§ **DATA SHOWN**:
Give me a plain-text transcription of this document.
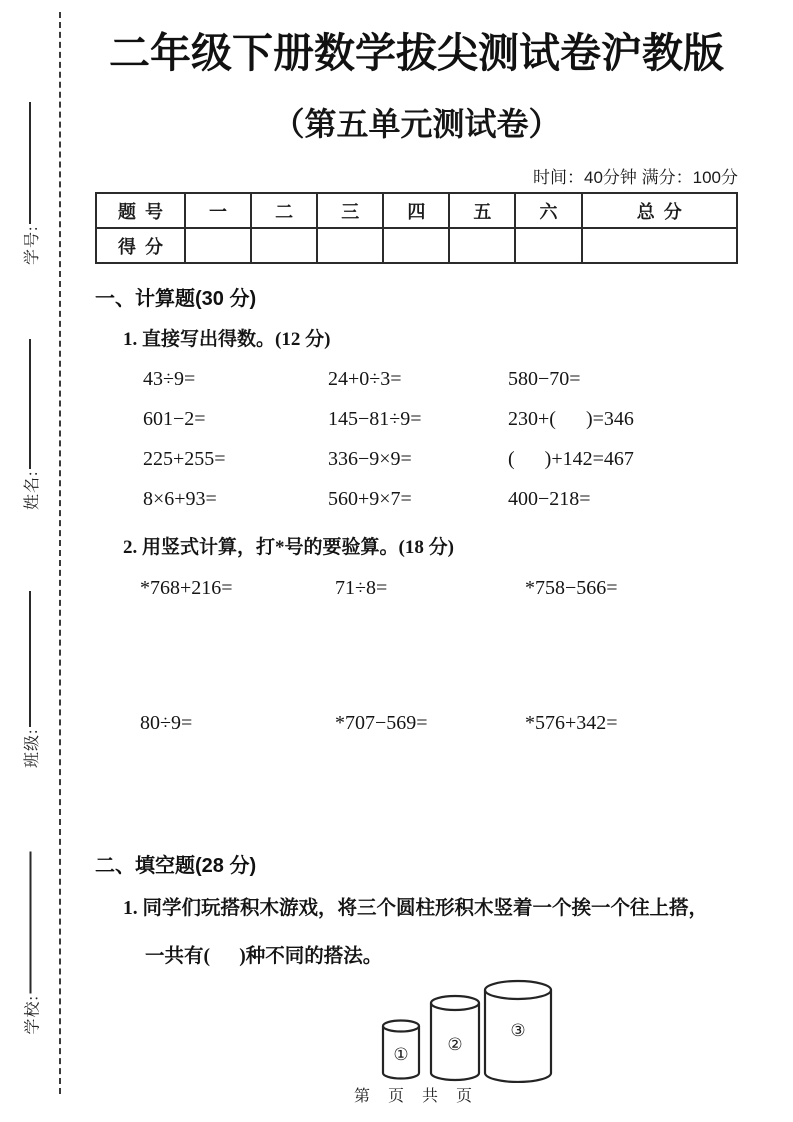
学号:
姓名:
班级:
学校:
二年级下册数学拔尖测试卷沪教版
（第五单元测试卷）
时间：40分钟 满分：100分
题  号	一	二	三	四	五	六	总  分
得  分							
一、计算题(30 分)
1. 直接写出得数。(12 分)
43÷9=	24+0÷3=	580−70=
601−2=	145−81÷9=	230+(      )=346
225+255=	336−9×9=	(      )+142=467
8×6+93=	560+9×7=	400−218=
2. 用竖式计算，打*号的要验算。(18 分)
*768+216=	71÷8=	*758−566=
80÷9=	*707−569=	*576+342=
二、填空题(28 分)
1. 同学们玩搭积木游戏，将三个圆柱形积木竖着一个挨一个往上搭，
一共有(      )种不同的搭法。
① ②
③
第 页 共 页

...

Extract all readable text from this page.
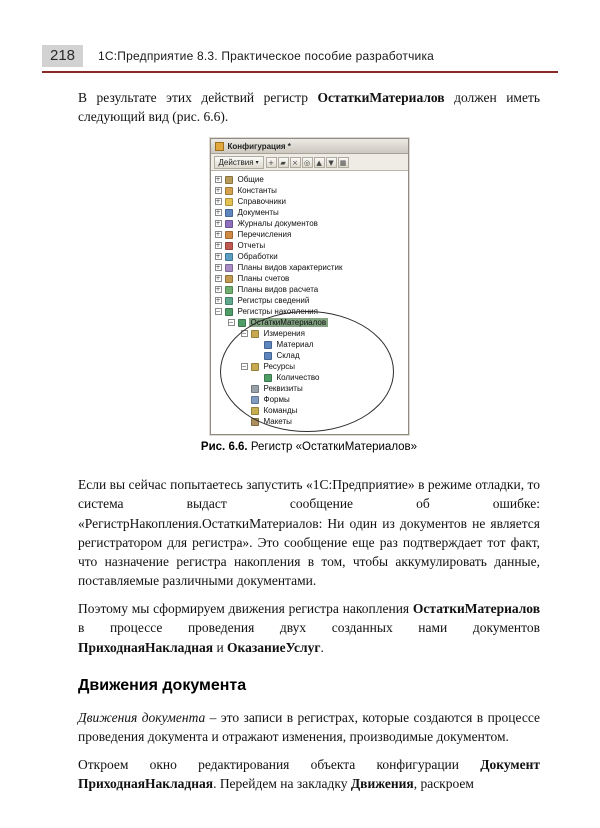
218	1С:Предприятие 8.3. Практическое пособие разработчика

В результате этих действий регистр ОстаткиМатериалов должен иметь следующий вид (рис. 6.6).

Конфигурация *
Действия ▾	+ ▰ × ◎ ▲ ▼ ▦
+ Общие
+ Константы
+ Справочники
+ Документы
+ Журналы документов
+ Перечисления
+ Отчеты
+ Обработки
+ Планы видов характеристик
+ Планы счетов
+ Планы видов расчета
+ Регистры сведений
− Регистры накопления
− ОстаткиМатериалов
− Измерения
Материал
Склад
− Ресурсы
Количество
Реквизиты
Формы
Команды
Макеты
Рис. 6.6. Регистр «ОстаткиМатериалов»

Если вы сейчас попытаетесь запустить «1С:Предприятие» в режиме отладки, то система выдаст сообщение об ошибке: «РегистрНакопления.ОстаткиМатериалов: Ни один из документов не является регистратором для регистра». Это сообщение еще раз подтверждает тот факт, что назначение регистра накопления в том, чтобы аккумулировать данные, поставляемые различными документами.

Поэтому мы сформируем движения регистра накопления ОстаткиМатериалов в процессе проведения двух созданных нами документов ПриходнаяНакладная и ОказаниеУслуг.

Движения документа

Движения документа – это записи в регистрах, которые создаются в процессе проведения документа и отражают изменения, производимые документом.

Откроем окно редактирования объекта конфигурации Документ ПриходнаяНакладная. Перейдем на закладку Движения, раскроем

§ **THE EXERCISE**:
Identify the lines that contain the string "Регистры", and copy every one of them.

§ **THE COMPLETED TASK**:
+ Регистры сведений
− Регистры накопления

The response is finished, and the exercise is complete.